What the task requires — Would you please copy every line below that includes the string "scale"?

Given entries —
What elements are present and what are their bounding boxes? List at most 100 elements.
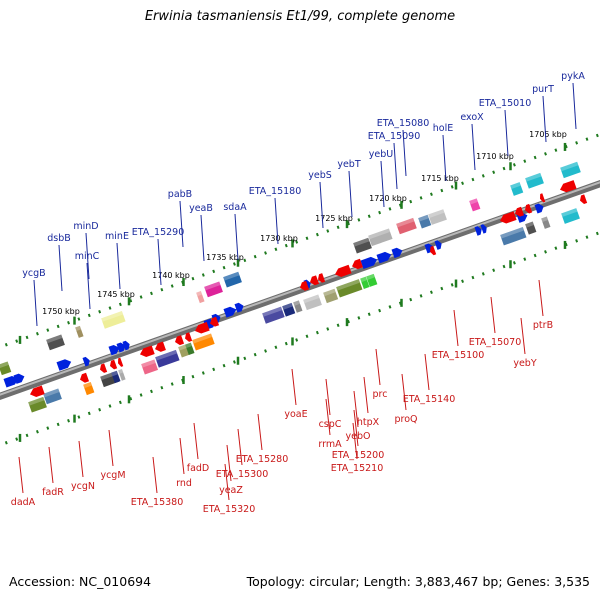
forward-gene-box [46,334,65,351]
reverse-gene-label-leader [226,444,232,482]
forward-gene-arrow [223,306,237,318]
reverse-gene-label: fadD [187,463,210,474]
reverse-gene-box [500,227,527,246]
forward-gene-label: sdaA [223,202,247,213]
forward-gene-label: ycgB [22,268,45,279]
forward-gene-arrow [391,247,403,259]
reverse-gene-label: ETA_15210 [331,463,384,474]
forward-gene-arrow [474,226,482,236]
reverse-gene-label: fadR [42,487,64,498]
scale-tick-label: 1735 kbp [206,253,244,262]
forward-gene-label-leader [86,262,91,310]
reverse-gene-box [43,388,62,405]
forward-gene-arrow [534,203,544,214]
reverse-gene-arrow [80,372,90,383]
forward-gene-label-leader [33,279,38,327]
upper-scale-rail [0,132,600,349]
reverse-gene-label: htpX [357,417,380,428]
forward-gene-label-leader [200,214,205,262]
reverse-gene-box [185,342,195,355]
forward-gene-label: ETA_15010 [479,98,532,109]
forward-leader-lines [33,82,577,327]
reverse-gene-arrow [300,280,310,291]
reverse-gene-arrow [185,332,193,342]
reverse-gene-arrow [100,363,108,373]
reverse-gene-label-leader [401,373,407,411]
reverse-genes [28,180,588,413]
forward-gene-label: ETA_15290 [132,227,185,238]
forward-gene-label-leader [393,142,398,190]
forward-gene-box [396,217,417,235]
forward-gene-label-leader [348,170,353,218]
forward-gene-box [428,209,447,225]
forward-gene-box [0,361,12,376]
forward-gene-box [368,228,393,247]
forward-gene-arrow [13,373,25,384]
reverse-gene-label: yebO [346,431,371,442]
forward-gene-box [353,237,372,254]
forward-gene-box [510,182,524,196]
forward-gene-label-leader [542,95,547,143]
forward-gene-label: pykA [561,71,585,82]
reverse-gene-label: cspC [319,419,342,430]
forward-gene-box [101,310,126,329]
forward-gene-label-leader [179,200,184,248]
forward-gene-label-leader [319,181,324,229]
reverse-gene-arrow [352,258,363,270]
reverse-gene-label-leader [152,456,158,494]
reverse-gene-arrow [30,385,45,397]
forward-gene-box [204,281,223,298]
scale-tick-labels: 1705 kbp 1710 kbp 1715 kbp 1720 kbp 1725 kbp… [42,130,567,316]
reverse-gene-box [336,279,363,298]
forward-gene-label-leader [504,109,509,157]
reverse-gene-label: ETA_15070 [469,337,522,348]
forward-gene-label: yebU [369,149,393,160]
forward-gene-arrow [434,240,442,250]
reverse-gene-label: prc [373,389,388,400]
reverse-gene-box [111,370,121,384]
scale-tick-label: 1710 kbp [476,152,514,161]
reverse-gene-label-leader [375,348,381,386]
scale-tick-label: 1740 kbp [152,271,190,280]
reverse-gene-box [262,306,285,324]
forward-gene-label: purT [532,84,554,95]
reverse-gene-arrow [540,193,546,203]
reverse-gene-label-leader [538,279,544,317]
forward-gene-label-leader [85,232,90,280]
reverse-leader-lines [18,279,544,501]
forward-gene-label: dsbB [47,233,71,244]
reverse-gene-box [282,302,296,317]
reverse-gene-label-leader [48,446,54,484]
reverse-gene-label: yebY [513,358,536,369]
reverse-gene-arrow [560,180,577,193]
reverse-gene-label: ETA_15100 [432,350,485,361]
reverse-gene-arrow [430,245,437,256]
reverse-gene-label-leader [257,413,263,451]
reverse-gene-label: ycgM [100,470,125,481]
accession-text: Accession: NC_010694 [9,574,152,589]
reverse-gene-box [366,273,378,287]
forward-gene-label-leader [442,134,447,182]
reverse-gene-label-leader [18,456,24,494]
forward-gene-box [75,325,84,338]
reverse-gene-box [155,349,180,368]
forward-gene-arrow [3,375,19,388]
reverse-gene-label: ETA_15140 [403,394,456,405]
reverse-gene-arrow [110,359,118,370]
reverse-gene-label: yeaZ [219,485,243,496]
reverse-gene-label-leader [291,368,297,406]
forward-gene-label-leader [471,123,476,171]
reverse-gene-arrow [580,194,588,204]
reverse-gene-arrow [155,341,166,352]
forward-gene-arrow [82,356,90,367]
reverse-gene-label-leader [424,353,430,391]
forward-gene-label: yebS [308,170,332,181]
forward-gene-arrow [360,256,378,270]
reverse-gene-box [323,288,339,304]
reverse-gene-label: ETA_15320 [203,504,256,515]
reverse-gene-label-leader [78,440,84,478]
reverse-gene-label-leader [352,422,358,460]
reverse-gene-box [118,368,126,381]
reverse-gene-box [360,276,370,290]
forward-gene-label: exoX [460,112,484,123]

Reply —
scale-tick-label: 1735 kbp [206,253,244,262]
upper-scale-rail [0,132,600,349]
scale-tick-labels: 1705 kbp 1710 kbp 1715 kbp 1720 kbp 1725 kbp… [42,130,567,316]
scale-tick-label: 1710 kbp [476,152,514,161]
scale-tick-label: 1740 kbp [152,271,190,280]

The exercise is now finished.